--- Stored dataset items ---

*-*-*

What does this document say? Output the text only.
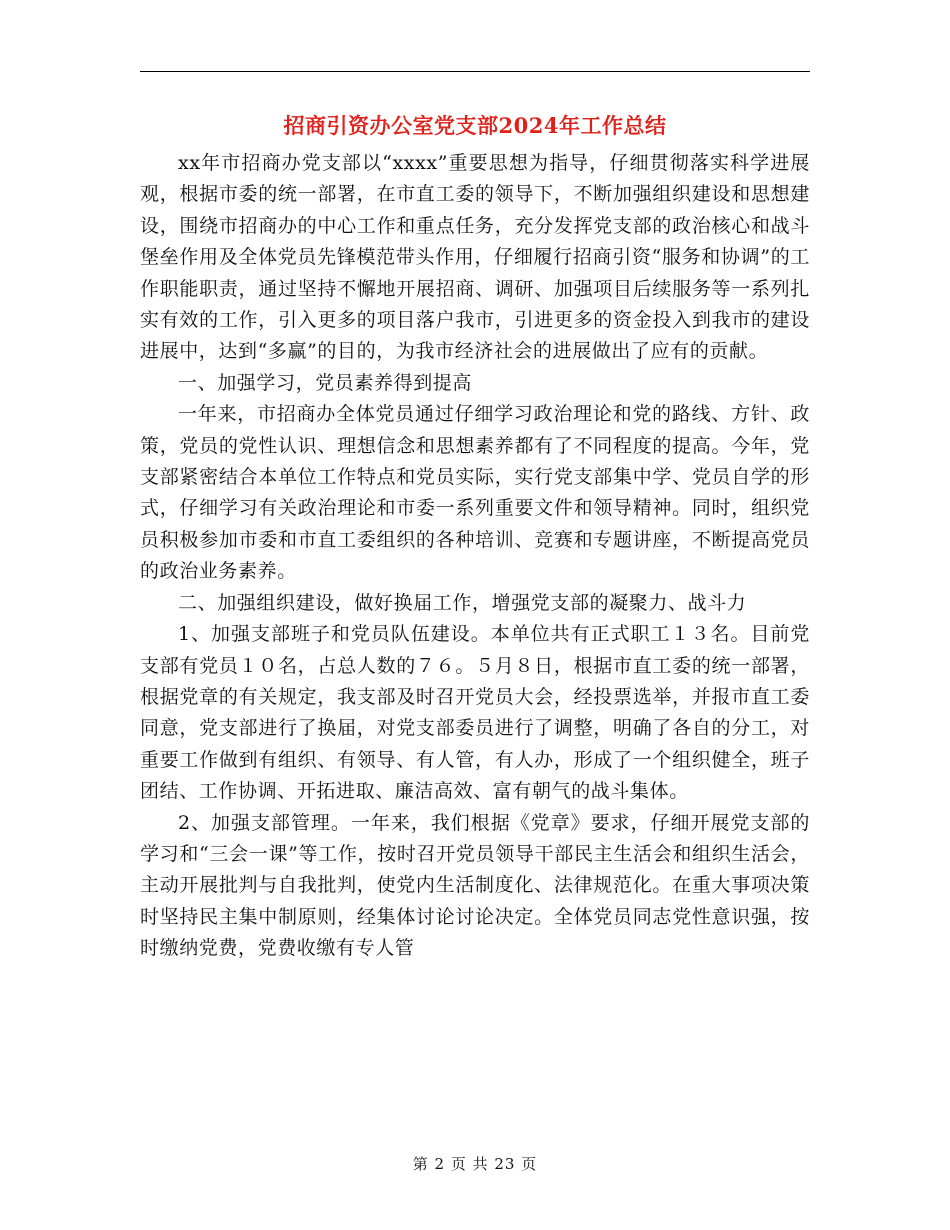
招商引资办公室党支部2024年工作总结

xx年市招商办党支部以“xxxx”重要思想为指导，仔细贯彻落实科学进展观，根据市委的统一部署，在市直工委的领导下，不断加强组织建设和思想建设，围绕市招商办的中心工作和重点任务，充分发挥党支部的政治核心和战斗堡垒作用及全体党员先锋模范带头作用，仔细履行招商引资“服务和协调”的工作职能职责，通过坚持不懈地开展招商、调研、加强项目后续服务等一系列扎实有效的工作，引入更多的项目落户我市，引进更多的资金投入到我市的建设进展中，达到“多赢”的目的，为我市经济社会的进展做出了应有的贡献。

一、加强学习，党员素养得到提高

一年来，市招商办全体党员通过仔细学习政治理论和党的路线、方针、政策，党员的党性认识、理想信念和思想素养都有了不同程度的提高。今年，党支部紧密结合本单位工作特点和党员实际，实行党支部集中学、党员自学的形式，仔细学习有关政治理论和市委一系列重要文件和领导精神。同时，组织党员积极参加市委和市直工委组织的各种培训、竞赛和专题讲座，不断提高党员的政治业务素养。

二、加强组织建设，做好换届工作，增强党支部的凝聚力、战斗力

1、加强支部班子和党员队伍建设。本单位共有正式职工１３名。目前党支部有党员１０名，占总人数的７６。５月８日，根据市直工委的统一部署，根据党章的有关规定，我支部及时召开党员大会，经投票选举，并报市直工委同意，党支部进行了换届，对党支部委员进行了调整，明确了各自的分工，对重要工作做到有组织、有领导、有人管，有人办，形成了一个组织健全，班子团结、工作协调、开拓进取、廉洁高效、富有朝气的战斗集体。

2、加强支部管理。一年来，我们根据《党章》要求，仔细开展党支部的学习和“三会一课”等工作，按时召开党员领导干部民主生活会和组织生活会，主动开展批判与自我批判，使党内生活制度化、法律规范化。在重大事项决策时坚持民主集中制原则，经集体讨论讨论决定。全体党员同志党性意识强，按时缴纳党费，党费收缴有专人管

第 2 页 共 23 页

*-*-*

Write out the full listing verbatim, excluding its pictures.

What does this document say? Output the text only.
招商引资办公室党支部2024年工作总结

xx年市招商办党支部以“xxxx”重要思想为指导，仔细贯彻落实科学进展观，根据市委的统一部署，在市直工委的领导下，不断加强组织建设和思想建设，围绕市招商办的中心工作和重点任务，充分发挥党支部的政治核心和战斗堡垒作用及全体党员先锋模范带头作用，仔细履行招商引资“服务和协调”的工作职能职责，通过坚持不懈地开展招商、调研、加强项目后续服务等一系列扎实有效的工作，引入更多的项目落户我市，引进更多的资金投入到我市的建设进展中，达到“多赢”的目的，为我市经济社会的进展做出了应有的贡献。

一、加强学习，党员素养得到提高

一年来，市招商办全体党员通过仔细学习政治理论和党的路线、方针、政策，党员的党性认识、理想信念和思想素养都有了不同程度的提高。今年，党支部紧密结合本单位工作特点和党员实际，实行党支部集中学、党员自学的形式，仔细学习有关政治理论和市委一系列重要文件和领导精神。同时，组织党员积极参加市委和市直工委组织的各种培训、竞赛和专题讲座，不断提高党员的政治业务素养。

二、加强组织建设，做好换届工作，增强党支部的凝聚力、战斗力

1、加强支部班子和党员队伍建设。本单位共有正式职工１３名。目前党支部有党员１０名，占总人数的７６。５月８日，根据市直工委的统一部署，根据党章的有关规定，我支部及时召开党员大会，经投票选举，并报市直工委同意，党支部进行了换届，对党支部委员进行了调整，明确了各自的分工，对重要工作做到有组织、有领导、有人管，有人办，形成了一个组织健全，班子团结、工作协调、开拓进取、廉洁高效、富有朝气的战斗集体。

2、加强支部管理。一年来，我们根据《党章》要求，仔细开展党支部的学习和“三会一课”等工作，按时召开党员领导干部民主生活会和组织生活会，主动开展批判与自我批判，使党内生活制度化、法律规范化。在重大事项决策时坚持民主集中制原则，经集体讨论讨论决定。全体党员同志党性意识强，按时缴纳党费，党费收缴有专人管

第 2 页 共 23 页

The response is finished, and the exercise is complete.